▶ _REQUIREMENTS_: Across the entries below, how many lines contain the word "text"? Give the number alone.

--- INPUT FOR THIS TASK ---

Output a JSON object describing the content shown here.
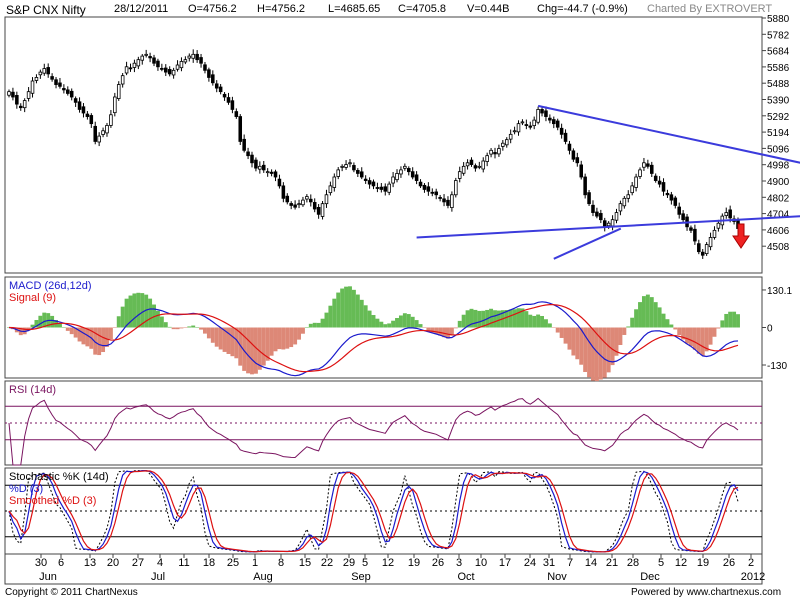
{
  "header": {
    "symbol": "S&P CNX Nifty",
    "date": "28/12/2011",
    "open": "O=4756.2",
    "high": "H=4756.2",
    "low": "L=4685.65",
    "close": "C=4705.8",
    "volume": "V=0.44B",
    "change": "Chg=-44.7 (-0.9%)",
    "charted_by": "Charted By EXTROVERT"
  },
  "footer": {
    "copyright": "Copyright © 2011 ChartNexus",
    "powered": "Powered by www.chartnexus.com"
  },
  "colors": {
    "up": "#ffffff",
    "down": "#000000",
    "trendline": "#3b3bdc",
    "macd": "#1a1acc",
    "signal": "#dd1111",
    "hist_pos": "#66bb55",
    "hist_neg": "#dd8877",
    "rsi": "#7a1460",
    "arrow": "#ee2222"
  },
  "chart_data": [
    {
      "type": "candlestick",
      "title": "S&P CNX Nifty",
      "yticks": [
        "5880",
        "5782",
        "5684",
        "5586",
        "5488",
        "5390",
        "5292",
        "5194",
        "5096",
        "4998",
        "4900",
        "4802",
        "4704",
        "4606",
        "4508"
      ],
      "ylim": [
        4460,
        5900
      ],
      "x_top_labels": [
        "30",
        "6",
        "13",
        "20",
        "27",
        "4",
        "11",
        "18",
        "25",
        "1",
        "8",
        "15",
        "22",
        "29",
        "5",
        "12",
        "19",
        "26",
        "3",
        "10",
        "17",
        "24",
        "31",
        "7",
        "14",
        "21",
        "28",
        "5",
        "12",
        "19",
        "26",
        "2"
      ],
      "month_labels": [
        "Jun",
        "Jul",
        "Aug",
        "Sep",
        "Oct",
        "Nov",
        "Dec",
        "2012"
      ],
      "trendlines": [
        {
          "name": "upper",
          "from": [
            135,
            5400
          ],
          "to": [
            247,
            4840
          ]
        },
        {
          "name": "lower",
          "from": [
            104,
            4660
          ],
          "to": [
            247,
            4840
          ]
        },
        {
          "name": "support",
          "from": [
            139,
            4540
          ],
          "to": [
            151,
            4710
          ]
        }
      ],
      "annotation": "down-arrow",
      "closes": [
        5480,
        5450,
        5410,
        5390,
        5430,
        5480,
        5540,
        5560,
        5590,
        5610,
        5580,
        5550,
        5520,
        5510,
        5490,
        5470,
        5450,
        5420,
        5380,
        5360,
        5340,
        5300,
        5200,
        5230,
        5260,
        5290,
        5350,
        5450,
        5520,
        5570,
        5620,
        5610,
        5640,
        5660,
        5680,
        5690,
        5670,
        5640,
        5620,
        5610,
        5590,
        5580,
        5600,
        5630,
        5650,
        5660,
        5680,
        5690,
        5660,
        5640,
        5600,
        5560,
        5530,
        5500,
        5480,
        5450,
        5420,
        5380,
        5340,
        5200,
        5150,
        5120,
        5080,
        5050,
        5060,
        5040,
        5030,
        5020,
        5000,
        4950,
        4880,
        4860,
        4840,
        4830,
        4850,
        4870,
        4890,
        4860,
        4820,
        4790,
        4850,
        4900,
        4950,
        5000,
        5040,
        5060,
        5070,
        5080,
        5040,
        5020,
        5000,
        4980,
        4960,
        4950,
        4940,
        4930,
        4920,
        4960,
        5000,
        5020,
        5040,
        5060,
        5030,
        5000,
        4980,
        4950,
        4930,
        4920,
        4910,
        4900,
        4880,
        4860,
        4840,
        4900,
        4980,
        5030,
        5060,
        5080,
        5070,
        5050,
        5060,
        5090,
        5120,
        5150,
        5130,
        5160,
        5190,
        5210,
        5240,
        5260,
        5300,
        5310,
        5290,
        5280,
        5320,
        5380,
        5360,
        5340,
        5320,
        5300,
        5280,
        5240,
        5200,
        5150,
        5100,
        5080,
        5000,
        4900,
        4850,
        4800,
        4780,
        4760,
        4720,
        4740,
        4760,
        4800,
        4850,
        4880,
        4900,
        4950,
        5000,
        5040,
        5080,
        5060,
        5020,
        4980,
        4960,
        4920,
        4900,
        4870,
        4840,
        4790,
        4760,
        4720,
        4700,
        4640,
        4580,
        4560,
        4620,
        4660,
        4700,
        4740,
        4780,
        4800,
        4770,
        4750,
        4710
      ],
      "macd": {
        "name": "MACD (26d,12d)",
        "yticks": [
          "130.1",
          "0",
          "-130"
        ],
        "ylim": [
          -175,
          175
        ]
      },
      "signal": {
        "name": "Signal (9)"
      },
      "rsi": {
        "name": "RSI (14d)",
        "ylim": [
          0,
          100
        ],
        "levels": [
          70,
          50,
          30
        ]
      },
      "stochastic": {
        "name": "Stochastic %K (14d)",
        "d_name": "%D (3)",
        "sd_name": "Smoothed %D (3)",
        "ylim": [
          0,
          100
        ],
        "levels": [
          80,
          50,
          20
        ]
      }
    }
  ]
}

---
--- INPUT FOR THIS TASK ---

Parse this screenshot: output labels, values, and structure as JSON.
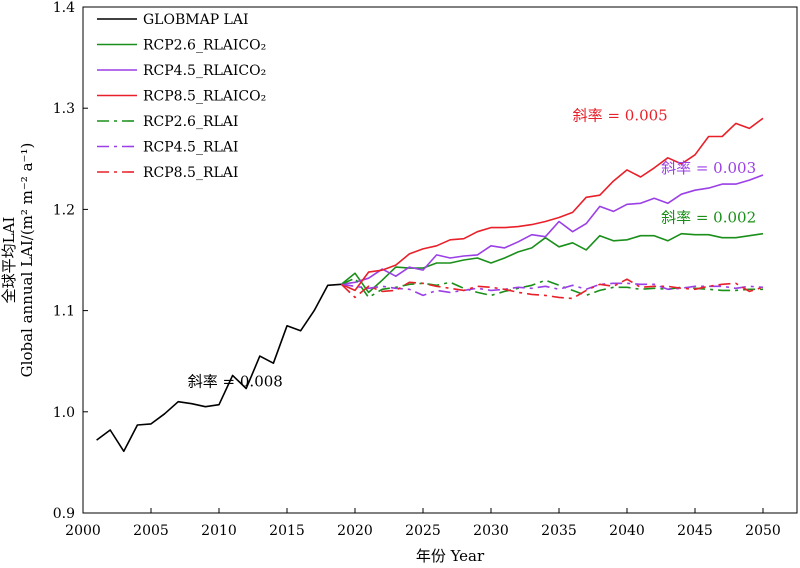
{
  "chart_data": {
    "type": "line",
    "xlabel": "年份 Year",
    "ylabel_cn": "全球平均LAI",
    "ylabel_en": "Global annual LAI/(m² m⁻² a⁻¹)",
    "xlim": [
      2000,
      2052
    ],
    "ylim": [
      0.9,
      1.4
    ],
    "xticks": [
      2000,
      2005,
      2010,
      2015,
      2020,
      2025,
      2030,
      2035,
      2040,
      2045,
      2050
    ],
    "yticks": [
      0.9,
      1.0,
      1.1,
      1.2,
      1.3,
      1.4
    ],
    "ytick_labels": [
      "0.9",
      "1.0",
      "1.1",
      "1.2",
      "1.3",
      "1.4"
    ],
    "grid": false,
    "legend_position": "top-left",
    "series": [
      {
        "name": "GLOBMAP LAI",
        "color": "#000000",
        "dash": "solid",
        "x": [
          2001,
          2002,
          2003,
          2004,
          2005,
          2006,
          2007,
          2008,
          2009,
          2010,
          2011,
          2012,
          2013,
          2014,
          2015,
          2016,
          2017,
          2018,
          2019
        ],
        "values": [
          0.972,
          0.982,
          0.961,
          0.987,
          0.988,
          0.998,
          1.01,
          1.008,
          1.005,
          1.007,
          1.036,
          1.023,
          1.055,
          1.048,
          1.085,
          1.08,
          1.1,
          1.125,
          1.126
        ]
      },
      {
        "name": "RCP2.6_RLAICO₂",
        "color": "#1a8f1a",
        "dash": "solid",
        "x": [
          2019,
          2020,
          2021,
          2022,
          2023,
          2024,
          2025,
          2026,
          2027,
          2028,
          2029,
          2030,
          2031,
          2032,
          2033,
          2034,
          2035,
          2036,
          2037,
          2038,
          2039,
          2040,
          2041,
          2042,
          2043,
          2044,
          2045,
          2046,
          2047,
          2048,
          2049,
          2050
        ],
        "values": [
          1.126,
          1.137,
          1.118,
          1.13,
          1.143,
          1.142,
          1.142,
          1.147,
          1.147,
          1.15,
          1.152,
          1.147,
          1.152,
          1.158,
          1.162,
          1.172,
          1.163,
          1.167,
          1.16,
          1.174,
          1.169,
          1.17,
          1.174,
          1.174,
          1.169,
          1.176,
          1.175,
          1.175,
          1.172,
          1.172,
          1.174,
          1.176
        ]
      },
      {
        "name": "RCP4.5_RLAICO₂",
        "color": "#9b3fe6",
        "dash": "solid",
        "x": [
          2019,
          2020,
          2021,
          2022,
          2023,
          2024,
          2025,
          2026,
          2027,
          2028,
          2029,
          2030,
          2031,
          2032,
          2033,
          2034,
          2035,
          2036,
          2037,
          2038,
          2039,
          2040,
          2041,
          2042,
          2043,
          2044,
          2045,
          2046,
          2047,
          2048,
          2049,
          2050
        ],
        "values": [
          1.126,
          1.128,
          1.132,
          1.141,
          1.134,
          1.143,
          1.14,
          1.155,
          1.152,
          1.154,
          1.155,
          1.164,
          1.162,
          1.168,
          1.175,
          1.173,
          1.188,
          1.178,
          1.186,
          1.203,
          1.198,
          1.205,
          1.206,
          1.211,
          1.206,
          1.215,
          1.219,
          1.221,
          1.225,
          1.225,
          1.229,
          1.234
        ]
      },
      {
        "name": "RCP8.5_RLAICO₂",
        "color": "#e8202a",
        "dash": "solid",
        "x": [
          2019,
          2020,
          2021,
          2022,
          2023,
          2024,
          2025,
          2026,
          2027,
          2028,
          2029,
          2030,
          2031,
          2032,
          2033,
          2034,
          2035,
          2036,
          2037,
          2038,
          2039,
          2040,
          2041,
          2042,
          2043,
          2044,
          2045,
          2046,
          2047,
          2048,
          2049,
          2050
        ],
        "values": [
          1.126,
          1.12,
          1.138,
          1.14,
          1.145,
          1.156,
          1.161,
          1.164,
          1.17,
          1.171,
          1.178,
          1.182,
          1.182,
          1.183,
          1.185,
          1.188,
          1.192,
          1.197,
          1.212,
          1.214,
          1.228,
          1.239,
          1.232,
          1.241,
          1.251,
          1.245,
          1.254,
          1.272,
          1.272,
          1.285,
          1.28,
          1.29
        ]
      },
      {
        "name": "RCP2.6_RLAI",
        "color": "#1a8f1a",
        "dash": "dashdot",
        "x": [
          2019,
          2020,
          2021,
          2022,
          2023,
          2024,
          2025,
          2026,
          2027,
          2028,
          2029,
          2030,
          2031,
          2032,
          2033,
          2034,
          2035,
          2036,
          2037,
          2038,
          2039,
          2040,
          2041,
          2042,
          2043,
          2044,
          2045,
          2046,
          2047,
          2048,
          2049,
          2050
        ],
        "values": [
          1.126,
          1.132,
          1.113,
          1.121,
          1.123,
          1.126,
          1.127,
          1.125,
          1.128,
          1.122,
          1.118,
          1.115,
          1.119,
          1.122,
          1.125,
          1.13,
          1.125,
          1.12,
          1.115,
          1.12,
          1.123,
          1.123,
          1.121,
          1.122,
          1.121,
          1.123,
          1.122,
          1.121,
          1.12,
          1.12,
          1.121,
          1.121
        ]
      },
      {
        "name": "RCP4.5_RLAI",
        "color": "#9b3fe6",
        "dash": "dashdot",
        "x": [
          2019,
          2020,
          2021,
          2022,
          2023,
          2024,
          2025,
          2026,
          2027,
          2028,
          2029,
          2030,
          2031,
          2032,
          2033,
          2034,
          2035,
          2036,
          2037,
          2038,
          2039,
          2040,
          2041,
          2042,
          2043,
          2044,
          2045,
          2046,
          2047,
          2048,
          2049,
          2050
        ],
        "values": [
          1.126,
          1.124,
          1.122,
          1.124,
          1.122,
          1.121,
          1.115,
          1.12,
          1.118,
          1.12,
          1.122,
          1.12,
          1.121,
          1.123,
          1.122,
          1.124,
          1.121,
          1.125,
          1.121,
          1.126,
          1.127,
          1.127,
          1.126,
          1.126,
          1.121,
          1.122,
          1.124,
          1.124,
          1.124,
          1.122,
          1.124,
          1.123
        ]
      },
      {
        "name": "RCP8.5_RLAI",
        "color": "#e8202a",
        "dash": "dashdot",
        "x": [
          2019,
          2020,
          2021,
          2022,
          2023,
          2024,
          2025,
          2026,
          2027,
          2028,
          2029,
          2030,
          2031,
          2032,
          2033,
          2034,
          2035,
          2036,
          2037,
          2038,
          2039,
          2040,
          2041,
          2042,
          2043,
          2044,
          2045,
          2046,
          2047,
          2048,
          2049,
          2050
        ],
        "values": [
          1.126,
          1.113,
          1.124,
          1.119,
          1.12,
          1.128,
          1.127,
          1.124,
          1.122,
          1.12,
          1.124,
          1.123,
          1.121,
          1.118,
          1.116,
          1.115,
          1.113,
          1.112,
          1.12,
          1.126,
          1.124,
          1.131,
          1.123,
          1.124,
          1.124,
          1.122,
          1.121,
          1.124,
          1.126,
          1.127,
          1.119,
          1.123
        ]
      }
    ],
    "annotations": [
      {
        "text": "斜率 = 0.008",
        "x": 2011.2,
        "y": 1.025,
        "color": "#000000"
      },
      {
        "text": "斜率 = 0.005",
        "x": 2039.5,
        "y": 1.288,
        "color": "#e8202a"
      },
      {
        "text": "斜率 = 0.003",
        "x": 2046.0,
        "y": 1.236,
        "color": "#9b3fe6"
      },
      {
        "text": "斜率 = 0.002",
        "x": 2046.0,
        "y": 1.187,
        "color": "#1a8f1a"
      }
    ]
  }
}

---

▶ _SOLUTION TO THIS TASK_: 4